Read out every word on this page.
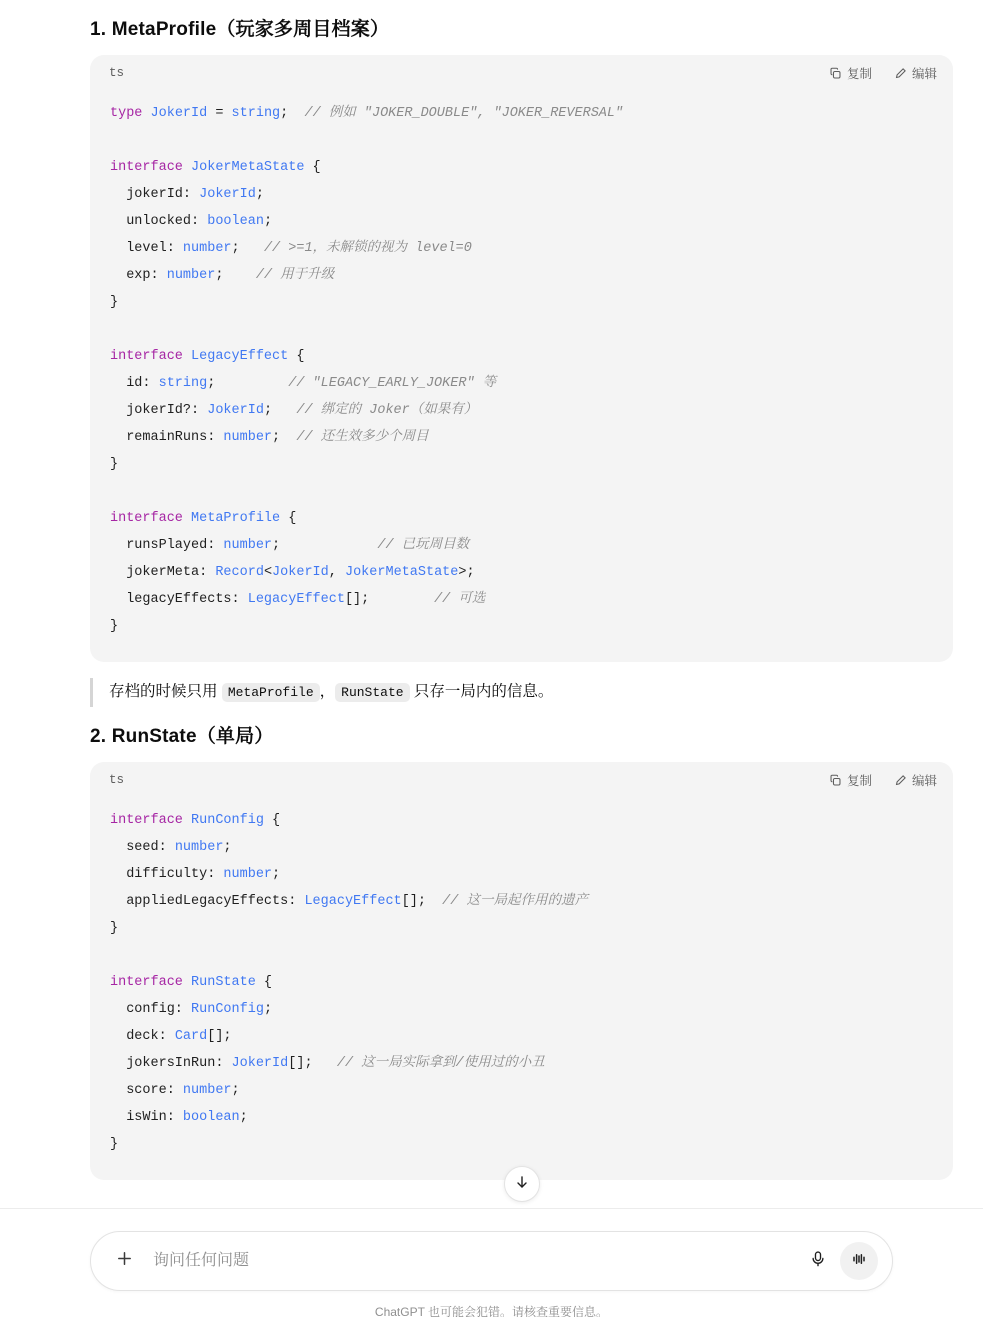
1. MetaProfile（玩家多周目档案）
ts	复制	编辑
type JokerId = string;  // 例如 "JOKER_DOUBLE", "JOKER_REVERSAL"

interface JokerMetaState {
jokerId: JokerId;
unlocked: boolean;
level: number;   // >=1，未解锁的视为 level=0
exp: number;    // 用于升级
}

interface LegacyEffect {
id: string;         // "LEGACY_EARLY_JOKER" 等
jokerId?: JokerId;   // 绑定的 Joker（如果有）
remainRuns: number;  // 还生效多少个周目
}

interface MetaProfile {
runsPlayed: number;            // 已玩周目数
jokerMeta: Record<JokerId, JokerMetaState>;
legacyEffects: LegacyEffect[];        // 可选
}
存档的时候只用 MetaProfile ， RunState 只存一局内的信息。
2. RunState（单局）
ts	复制	编辑
interface RunConfig {
seed: number;
difficulty: number;
appliedLegacyEffects: LegacyEffect[];  // 这一局起作用的遗产
}

interface RunState {
config: RunConfig;
deck: Card[];
jokersInRun: JokerId[];   // 这一局实际拿到/使用过的小丑
score: number;
isWin: boolean;
}
询问任何问题
ChatGPT 也可能会犯错。请核查重要信息。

== WHAT IS REQUIRED ==
Write out all the entries again, word for word, and print no images.

== SOLUTION TO THIS EXERCISE ==
Read out every word on this page.
1. MetaProfile（玩家多周目档案）
ts	复制	编辑
type JokerId = string;  // 例如 "JOKER_DOUBLE", "JOKER_REVERSAL"

interface JokerMetaState {
jokerId: JokerId;
unlocked: boolean;
level: number;   // >=1，未解锁的视为 level=0
exp: number;    // 用于升级
}

interface LegacyEffect {
id: string;         // "LEGACY_EARLY_JOKER" 等
jokerId?: JokerId;   // 绑定的 Joker（如果有）
remainRuns: number;  // 还生效多少个周目
}

interface MetaProfile {
runsPlayed: number;            // 已玩周目数
jokerMeta: Record<JokerId, JokerMetaState>;
legacyEffects: LegacyEffect[];        // 可选
}
存档的时候只用 MetaProfile ， RunState 只存一局内的信息。
2. RunState（单局）
ts	复制	编辑
interface RunConfig {
seed: number;
difficulty: number;
appliedLegacyEffects: LegacyEffect[];  // 这一局起作用的遗产
}

interface RunState {
config: RunConfig;
deck: Card[];
jokersInRun: JokerId[];   // 这一局实际拿到/使用过的小丑
score: number;
isWin: boolean;
}
询问任何问题
ChatGPT 也可能会犯错。请核查重要信息。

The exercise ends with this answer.